» Work required:
Answer these questions from the blog post below about the Spaghetti Monster contest:
(a) What date appears at the top of the post?
(b) What percentage organic does the post say the earth still is?
(c) According to the first rule, where must an entry be posted?

» Source excerpt:

↓

I'll catch ya on the flip side.

Wednesday, September 16, 2009

The Spaghetti Monster Event

That's right. If you're reading this, you may be asking, "What in all of God's beautiful green grassed,
cow grazed,
hay manufactured,
agriculture industry stimulating,
91% ORGANIC (still, surprisingly),
globally warming earth is the

Spaghetti Monster Incident?*

In point of fact, that is EXACTLY what I am wondering.

So, this marks the kickoff of the first, yes, FIRST!

Contest on my blog. Guess what? You could win a fantastically amazing prize by coming up with the best answer to this burning question!†

Here are the Rules:

1) Post it as a comment to this blog.
2) You can use any quote I've ever made.
3) You must allow me to post the winning and runner up guess on my main blog.
4) You have to be cool.
5) You must use a keyboard to type the answer.
6) Number four is not a rule, just a suggestion.

↑

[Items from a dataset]
↓

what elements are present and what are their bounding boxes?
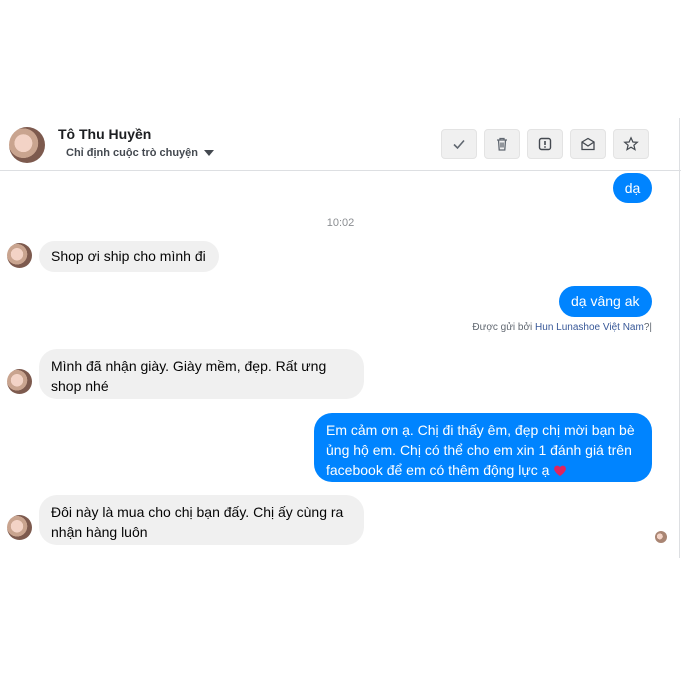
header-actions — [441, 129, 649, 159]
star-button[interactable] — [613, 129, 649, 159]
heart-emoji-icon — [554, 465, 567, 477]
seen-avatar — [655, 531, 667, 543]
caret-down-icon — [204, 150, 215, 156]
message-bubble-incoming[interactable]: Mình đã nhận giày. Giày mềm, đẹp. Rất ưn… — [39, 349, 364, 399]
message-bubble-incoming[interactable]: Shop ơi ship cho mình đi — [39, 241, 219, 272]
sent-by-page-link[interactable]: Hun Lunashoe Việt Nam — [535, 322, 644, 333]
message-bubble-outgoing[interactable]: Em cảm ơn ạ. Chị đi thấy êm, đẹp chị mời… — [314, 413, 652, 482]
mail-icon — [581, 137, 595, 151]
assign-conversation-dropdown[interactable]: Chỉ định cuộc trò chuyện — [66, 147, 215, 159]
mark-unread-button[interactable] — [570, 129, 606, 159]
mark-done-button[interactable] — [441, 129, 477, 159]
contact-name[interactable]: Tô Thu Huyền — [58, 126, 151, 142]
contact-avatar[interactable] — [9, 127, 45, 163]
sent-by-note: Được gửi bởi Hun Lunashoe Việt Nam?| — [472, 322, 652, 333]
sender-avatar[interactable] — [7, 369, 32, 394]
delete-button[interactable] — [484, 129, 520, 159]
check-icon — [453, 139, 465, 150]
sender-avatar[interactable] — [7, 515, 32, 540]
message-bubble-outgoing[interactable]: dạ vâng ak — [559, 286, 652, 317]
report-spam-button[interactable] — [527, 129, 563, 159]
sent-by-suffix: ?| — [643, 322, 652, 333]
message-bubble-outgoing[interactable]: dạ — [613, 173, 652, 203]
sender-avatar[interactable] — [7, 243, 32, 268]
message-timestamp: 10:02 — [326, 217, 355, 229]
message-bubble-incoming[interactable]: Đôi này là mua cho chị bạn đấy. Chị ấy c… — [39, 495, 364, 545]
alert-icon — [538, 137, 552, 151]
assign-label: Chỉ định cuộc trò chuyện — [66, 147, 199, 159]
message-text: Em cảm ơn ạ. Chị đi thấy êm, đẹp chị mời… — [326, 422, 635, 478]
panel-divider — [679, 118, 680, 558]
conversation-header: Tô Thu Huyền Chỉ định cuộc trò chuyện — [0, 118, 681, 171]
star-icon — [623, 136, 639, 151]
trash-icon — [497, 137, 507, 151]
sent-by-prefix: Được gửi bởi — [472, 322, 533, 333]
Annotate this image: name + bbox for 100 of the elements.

↑

» Written answer:
(a) Wednesday, September 16, 2009
(b) 91%
(c) As a comment to the blog